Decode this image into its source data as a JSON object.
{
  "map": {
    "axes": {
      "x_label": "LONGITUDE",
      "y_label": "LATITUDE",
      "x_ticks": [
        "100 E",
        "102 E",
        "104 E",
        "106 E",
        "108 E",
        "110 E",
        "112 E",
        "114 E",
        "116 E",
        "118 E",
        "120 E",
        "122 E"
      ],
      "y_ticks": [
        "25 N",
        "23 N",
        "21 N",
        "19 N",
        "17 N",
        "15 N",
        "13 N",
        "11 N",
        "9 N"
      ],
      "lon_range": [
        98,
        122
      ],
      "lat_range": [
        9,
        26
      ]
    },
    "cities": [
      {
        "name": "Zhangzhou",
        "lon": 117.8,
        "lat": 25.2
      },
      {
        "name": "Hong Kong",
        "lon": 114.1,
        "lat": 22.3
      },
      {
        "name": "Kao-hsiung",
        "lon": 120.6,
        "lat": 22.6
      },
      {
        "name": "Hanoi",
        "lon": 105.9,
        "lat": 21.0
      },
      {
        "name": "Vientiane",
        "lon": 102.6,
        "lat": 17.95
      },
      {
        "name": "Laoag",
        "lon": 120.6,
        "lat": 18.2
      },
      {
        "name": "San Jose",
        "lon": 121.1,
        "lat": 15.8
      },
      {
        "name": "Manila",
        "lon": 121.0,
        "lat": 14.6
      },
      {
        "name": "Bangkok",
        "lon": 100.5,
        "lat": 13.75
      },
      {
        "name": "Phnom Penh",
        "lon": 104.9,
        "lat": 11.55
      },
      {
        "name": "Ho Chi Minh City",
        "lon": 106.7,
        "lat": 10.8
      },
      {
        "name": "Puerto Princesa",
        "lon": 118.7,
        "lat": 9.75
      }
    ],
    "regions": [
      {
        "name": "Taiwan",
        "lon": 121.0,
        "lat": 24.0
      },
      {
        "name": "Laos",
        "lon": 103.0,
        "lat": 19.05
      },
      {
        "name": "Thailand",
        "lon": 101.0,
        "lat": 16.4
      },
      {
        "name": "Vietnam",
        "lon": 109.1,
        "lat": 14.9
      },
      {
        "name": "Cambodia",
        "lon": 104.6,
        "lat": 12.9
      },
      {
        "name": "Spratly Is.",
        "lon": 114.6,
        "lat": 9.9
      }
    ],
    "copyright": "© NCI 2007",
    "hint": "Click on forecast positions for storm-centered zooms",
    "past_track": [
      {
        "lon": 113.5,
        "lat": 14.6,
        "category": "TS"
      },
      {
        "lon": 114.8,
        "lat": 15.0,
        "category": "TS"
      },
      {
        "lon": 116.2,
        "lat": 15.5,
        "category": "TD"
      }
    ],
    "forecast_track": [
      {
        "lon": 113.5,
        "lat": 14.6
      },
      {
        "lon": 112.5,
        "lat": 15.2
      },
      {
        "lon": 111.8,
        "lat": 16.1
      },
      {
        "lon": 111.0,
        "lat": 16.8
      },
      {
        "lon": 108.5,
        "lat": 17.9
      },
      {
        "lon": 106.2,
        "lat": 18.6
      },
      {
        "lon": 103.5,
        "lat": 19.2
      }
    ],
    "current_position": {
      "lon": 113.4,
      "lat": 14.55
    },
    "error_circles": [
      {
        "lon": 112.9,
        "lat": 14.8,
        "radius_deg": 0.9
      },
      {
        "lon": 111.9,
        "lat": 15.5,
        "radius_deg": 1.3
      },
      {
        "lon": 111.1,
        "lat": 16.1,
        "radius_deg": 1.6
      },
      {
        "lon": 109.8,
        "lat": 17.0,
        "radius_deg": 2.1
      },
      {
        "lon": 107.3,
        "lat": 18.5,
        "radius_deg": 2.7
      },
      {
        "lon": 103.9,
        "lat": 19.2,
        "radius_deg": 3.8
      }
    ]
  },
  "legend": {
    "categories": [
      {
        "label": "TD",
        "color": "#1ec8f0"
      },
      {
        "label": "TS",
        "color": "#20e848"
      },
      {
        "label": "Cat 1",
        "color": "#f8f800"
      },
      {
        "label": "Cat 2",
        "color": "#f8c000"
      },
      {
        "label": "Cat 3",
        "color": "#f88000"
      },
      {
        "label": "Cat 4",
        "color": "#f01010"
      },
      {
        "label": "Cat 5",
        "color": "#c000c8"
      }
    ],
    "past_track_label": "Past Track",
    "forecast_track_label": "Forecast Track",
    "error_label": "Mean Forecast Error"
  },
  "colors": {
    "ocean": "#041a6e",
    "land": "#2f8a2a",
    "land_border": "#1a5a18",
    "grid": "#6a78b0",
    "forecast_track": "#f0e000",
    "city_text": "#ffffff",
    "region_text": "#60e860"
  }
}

EXERCISE DESCRIPTION: Copy out every entry again, exactly as it was given.

EXPECTED ANSWER:
Decode this image into its source data as a JSON object.
{
  "map": {
    "axes": {
      "x_label": "LONGITUDE",
      "y_label": "LATITUDE",
      "x_ticks": [
        "100 E",
        "102 E",
        "104 E",
        "106 E",
        "108 E",
        "110 E",
        "112 E",
        "114 E",
        "116 E",
        "118 E",
        "120 E",
        "122 E"
      ],
      "y_ticks": [
        "25 N",
        "23 N",
        "21 N",
        "19 N",
        "17 N",
        "15 N",
        "13 N",
        "11 N",
        "9 N"
      ],
      "lon_range": [
        98,
        122
      ],
      "lat_range": [
        9,
        26
      ]
    },
    "cities": [
      {
        "name": "Zhangzhou",
        "lon": 117.8,
        "lat": 25.2
      },
      {
        "name": "Hong Kong",
        "lon": 114.1,
        "lat": 22.3
      },
      {
        "name": "Kao-hsiung",
        "lon": 120.6,
        "lat": 22.6
      },
      {
        "name": "Hanoi",
        "lon": 105.9,
        "lat": 21.0
      },
      {
        "name": "Vientiane",
        "lon": 102.6,
        "lat": 17.95
      },
      {
        "name": "Laoag",
        "lon": 120.6,
        "lat": 18.2
      },
      {
        "name": "San Jose",
        "lon": 121.1,
        "lat": 15.8
      },
      {
        "name": "Manila",
        "lon": 121.0,
        "lat": 14.6
      },
      {
        "name": "Bangkok",
        "lon": 100.5,
        "lat": 13.75
      },
      {
        "name": "Phnom Penh",
        "lon": 104.9,
        "lat": 11.55
      },
      {
        "name": "Ho Chi Minh City",
        "lon": 106.7,
        "lat": 10.8
      },
      {
        "name": "Puerto Princesa",
        "lon": 118.7,
        "lat": 9.75
      }
    ],
    "regions": [
      {
        "name": "Taiwan",
        "lon": 121.0,
        "lat": 24.0
      },
      {
        "name": "Laos",
        "lon": 103.0,
        "lat": 19.05
      },
      {
        "name": "Thailand",
        "lon": 101.0,
        "lat": 16.4
      },
      {
        "name": "Vietnam",
        "lon": 109.1,
        "lat": 14.9
      },
      {
        "name": "Cambodia",
        "lon": 104.6,
        "lat": 12.9
      },
      {
        "name": "Spratly Is.",
        "lon": 114.6,
        "lat": 9.9
      }
    ],
    "copyright": "© NCI 2007",
    "hint": "Click on forecast positions for storm-centered zooms",
    "past_track": [
      {
        "lon": 113.5,
        "lat": 14.6,
        "category": "TS"
      },
      {
        "lon": 114.8,
        "lat": 15.0,
        "category": "TS"
      },
      {
        "lon": 116.2,
        "lat": 15.5,
        "category": "TD"
      }
    ],
    "forecast_track": [
      {
        "lon": 113.5,
        "lat": 14.6
      },
      {
        "lon": 112.5,
        "lat": 15.2
      },
      {
        "lon": 111.8,
        "lat": 16.1
      },
      {
        "lon": 111.0,
        "lat": 16.8
      },
      {
        "lon": 108.5,
        "lat": 17.9
      },
      {
        "lon": 106.2,
        "lat": 18.6
      },
      {
        "lon": 103.5,
        "lat": 19.2
      }
    ],
    "current_position": {
      "lon": 113.4,
      "lat": 14.55
    },
    "error_circles": [
      {
        "lon": 112.9,
        "lat": 14.8,
        "radius_deg": 0.9
      },
      {
        "lon": 111.9,
        "lat": 15.5,
        "radius_deg": 1.3
      },
      {
        "lon": 111.1,
        "lat": 16.1,
        "radius_deg": 1.6
      },
      {
        "lon": 109.8,
        "lat": 17.0,
        "radius_deg": 2.1
      },
      {
        "lon": 107.3,
        "lat": 18.5,
        "radius_deg": 2.7
      },
      {
        "lon": 103.9,
        "lat": 19.2,
        "radius_deg": 3.8
      }
    ]
  },
  "legend": {
    "categories": [
      {
        "label": "TD",
        "color": "#1ec8f0"
      },
      {
        "label": "TS",
        "color": "#20e848"
      },
      {
        "label": "Cat 1",
        "color": "#f8f800"
      },
      {
        "label": "Cat 2",
        "color": "#f8c000"
      },
      {
        "label": "Cat 3",
        "color": "#f88000"
      },
      {
        "label": "Cat 4",
        "color": "#f01010"
      },
      {
        "label": "Cat 5",
        "color": "#c000c8"
      }
    ],
    "past_track_label": "Past Track",
    "forecast_track_label": "Forecast Track",
    "error_label": "Mean Forecast Error"
  },
  "colors": {
    "ocean": "#041a6e",
    "land": "#2f8a2a",
    "land_border": "#1a5a18",
    "grid": "#6a78b0",
    "forecast_track": "#f0e000",
    "city_text": "#ffffff",
    "region_text": "#60e860"
  }
}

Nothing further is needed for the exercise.